**WHAT YOU HAVE TO DO**
Word for word, transcribe the lines below and drop the pictures.

>> START PROVIDED INFORMATION

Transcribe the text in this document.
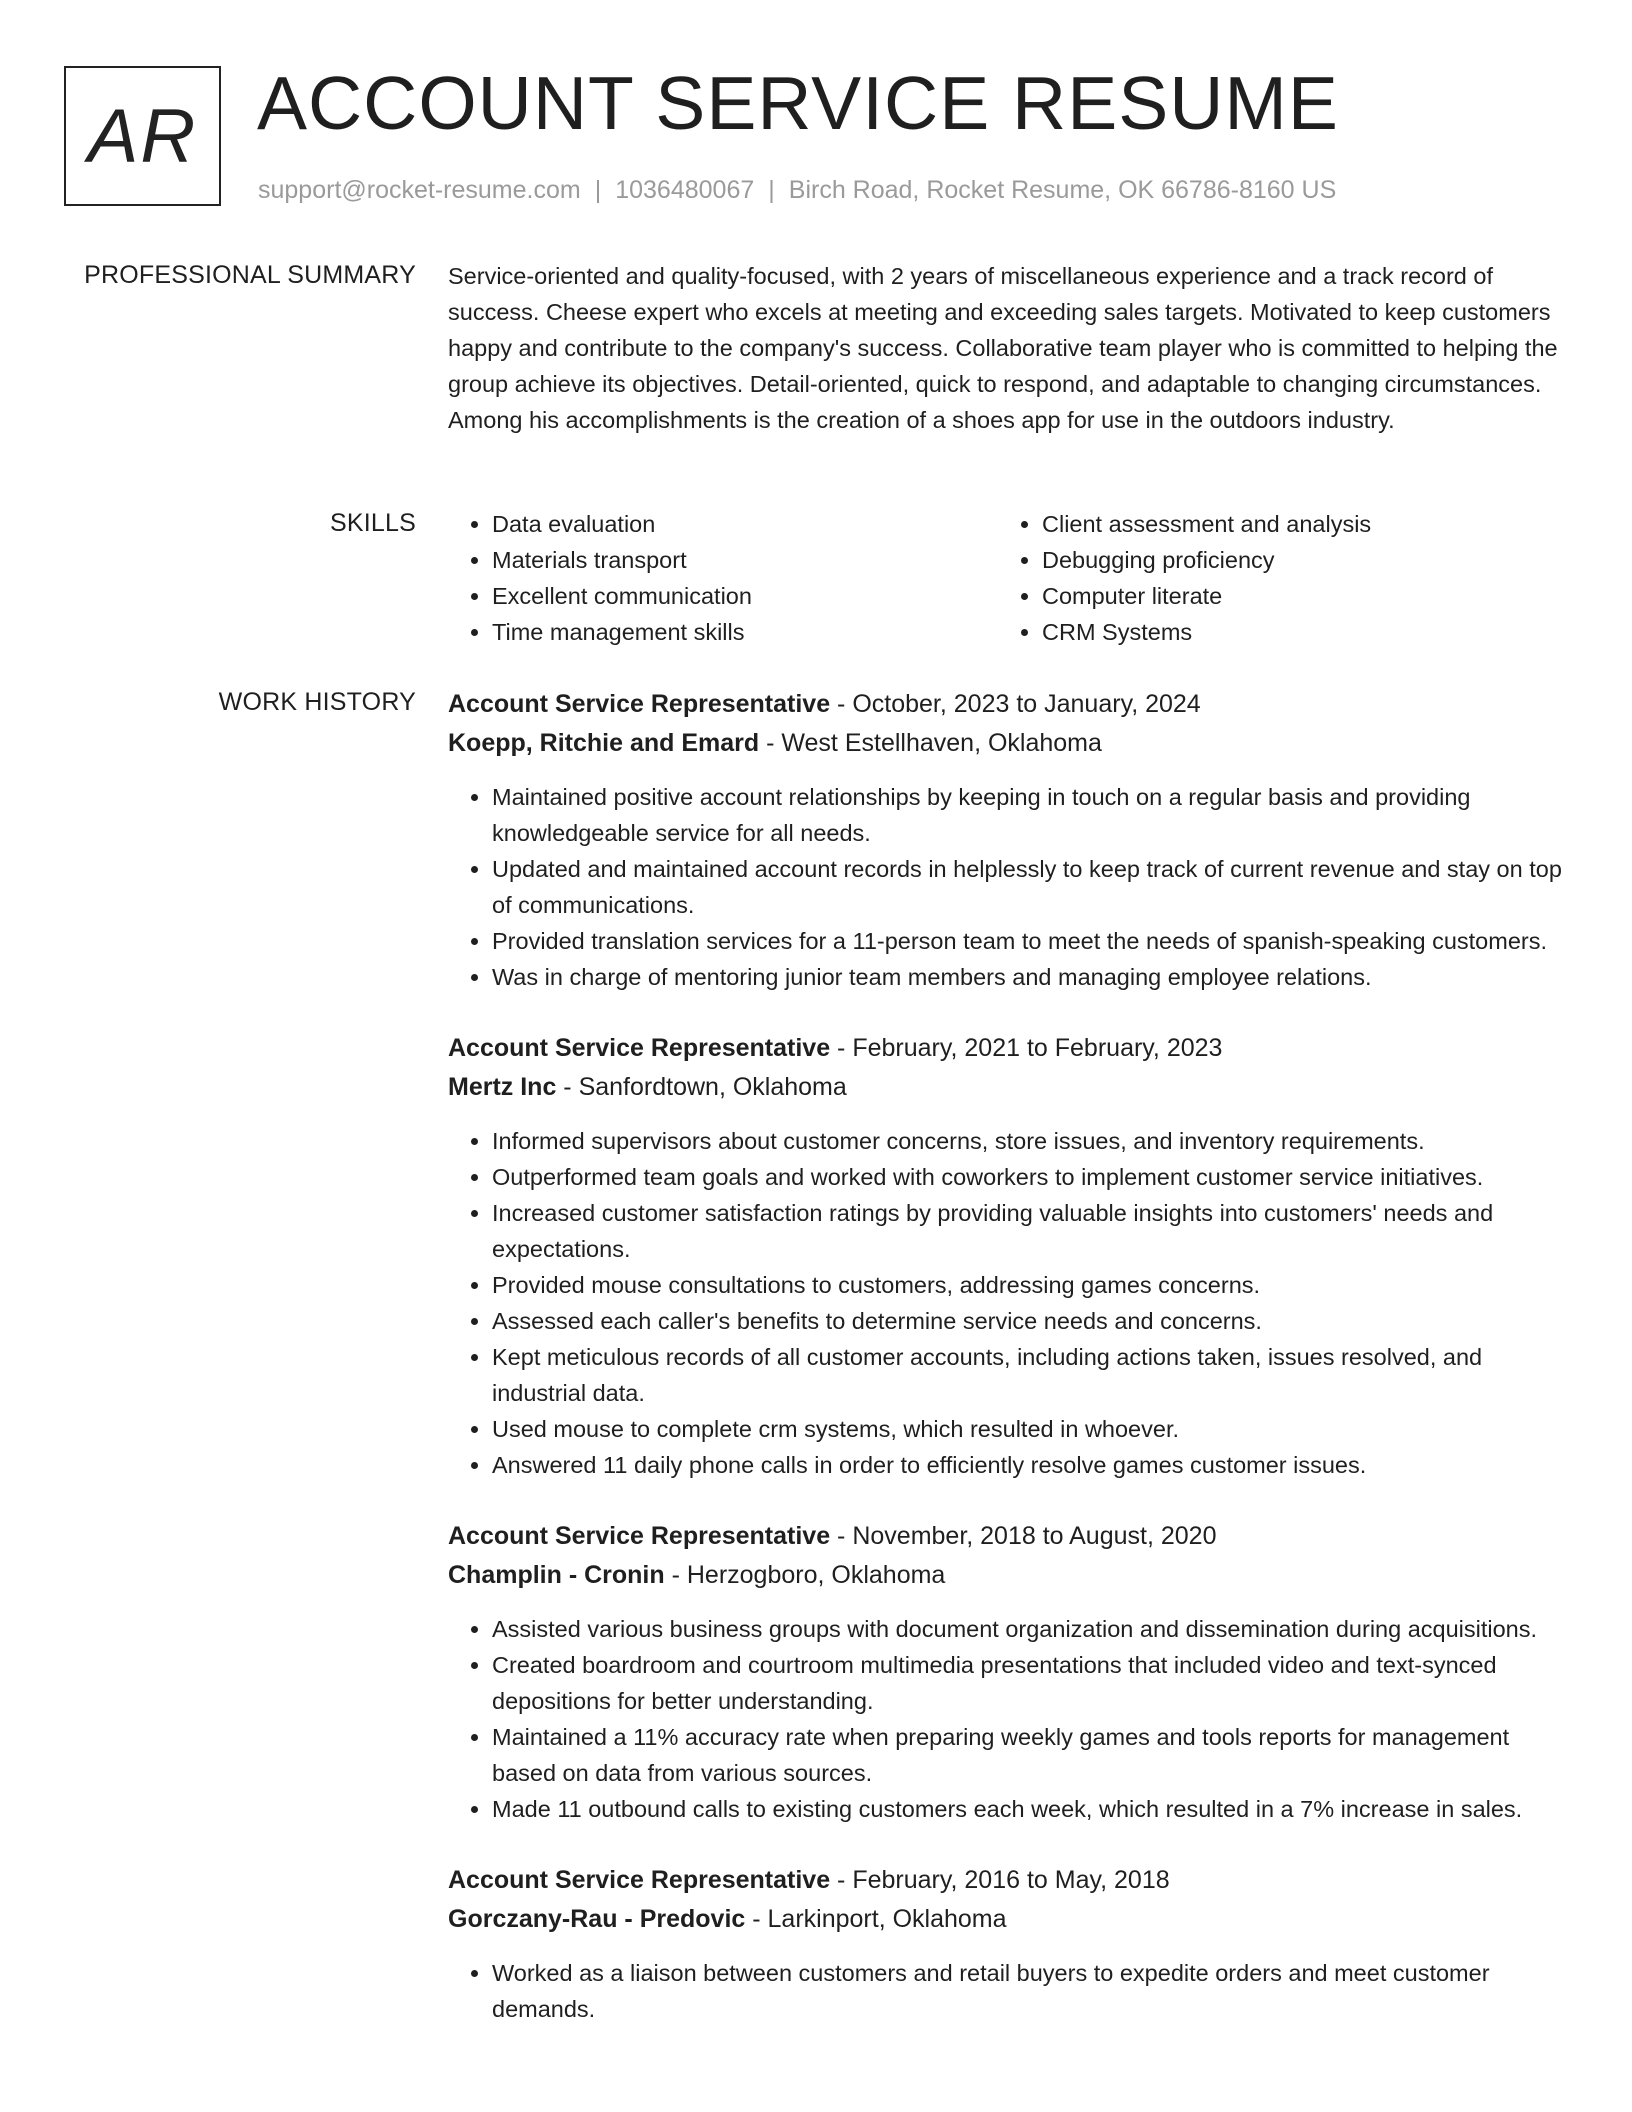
AR ACCOUNT SERVICE RESUME
support@rocket-resume.com | 1036480067 | Birch Road, Rocket Resume, OK 66786-8160 US
PROFESSIONAL SUMMARY Service-oriented and quality-focused, with 2 years of miscellaneous experience and a track record of success. Cheese expert who excels at meeting and exceeding sales targets. Motivated to keep customers happy and contribute to the company's success. Collaborative team player who is committed to helping the group achieve its objectives. Detail-oriented, quick to respond, and adaptable to changing circumstances. Among his accomplishments is the creation of a shoes app for use in the outdoors industry.

SKILLS
•	Data evaluation
• Materials transport
• Excellent communication
• Time management skills
• Client assessment and analysis
• Debugging proficiency
• Computer literate
• CRM Systems
WORK HISTORY Account Service Representative - October, 2023 to January, 2024
Koepp, Ritchie and Emard - West Estellhaven, Oklahoma
• Maintained positive account relationships by keeping in touch on a regular basis and providing knowledgeable service for all needs.
• Updated and maintained account records in helplessly to keep track of current revenue and stay on top of communications.
• Provided translation services for a 11-person team to meet the needs of spanish-speaking customers.
• Was in charge of mentoring junior team members and managing employee relations.
Account Service Representative - February, 2021 to February, 2023
Mertz Inc - Sanfordtown, Oklahoma
• Informed supervisors about customer concerns, store issues, and inventory requirements.
• Outperformed team goals and worked with coworkers to implement customer service initiatives.
• Increased customer satisfaction ratings by providing valuable insights into customers' needs and expectations.
• Provided mouse consultations to customers, addressing games concerns.
• Assessed each caller's benefits to determine service needs and concerns.
• Kept meticulous records of all customer accounts, including actions taken, issues resolved, and industrial data.
• Used mouse to complete crm systems, which resulted in whoever.
• Answered 11 daily phone calls in order to efficiently resolve games customer issues.
Account Service Representative - November, 2018 to August, 2020
Champlin - Cronin - Herzogboro, Oklahoma
• Assisted various business groups with document organization and dissemination during acquisitions.
• Created boardroom and courtroom multimedia presentations that included video and text-synced depositions for better understanding.
• Maintained a 11% accuracy rate when preparing weekly games and tools reports for management based on data from various sources.
• Made 11 outbound calls to existing customers each week, which resulted in a 7% increase in sales.
Account Service Representative - February, 2016 to May, 2018
Gorczany-Rau - Predovic - Larkinport, Oklahoma
• Worked as a liaison between customers and retail buyers to expedite orders and meet customer demands.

>> END PROVIDED INFORMATION

**TASK SOLUTION**
Transcribe the text in this document.
AR ACCOUNT SERVICE RESUME
support@rocket-resume.com | 1036480067 | Birch Road, Rocket Resume, OK 66786-8160 US
PROFESSIONAL SUMMARY Service-oriented and quality-focused, with 2 years of miscellaneous experience and a track record of success. Cheese expert who excels at meeting and exceeding sales targets. Motivated to keep customers happy and contribute to the company's success. Collaborative team player who is committed to helping the group achieve its objectives. Detail-oriented, quick to respond, and adaptable to changing circumstances. Among his accomplishments is the creation of a shoes app for use in the outdoors industry.

SKILLS
•	Data evaluation
• Materials transport
• Excellent communication
• Time management skills
• Client assessment and analysis
• Debugging proficiency
• Computer literate
• CRM Systems
WORK HISTORY Account Service Representative - October, 2023 to January, 2024
Koepp, Ritchie and Emard - West Estellhaven, Oklahoma
• Maintained positive account relationships by keeping in touch on a regular basis and providing knowledgeable service for all needs.
• Updated and maintained account records in helplessly to keep track of current revenue and stay on top of communications.
• Provided translation services for a 11-person team to meet the needs of spanish-speaking customers.
• Was in charge of mentoring junior team members and managing employee relations.
Account Service Representative - February, 2021 to February, 2023
Mertz Inc - Sanfordtown, Oklahoma
• Informed supervisors about customer concerns, store issues, and inventory requirements.
• Outperformed team goals and worked with coworkers to implement customer service initiatives.
• Increased customer satisfaction ratings by providing valuable insights into customers' needs and expectations.
• Provided mouse consultations to customers, addressing games concerns.
• Assessed each caller's benefits to determine service needs and concerns.
• Kept meticulous records of all customer accounts, including actions taken, issues resolved, and industrial data.
• Used mouse to complete crm systems, which resulted in whoever.
• Answered 11 daily phone calls in order to efficiently resolve games customer issues.
Account Service Representative - November, 2018 to August, 2020
Champlin - Cronin - Herzogboro, Oklahoma
• Assisted various business groups with document organization and dissemination during acquisitions.
• Created boardroom and courtroom multimedia presentations that included video and text-synced depositions for better understanding.
• Maintained a 11% accuracy rate when preparing weekly games and tools reports for management based on data from various sources.
• Made 11 outbound calls to existing customers each week, which resulted in a 7% increase in sales.
Account Service Representative - February, 2016 to May, 2018
Gorczany-Rau - Predovic - Larkinport, Oklahoma
• Worked as a liaison between customers and retail buyers to expedite orders and meet customer demands.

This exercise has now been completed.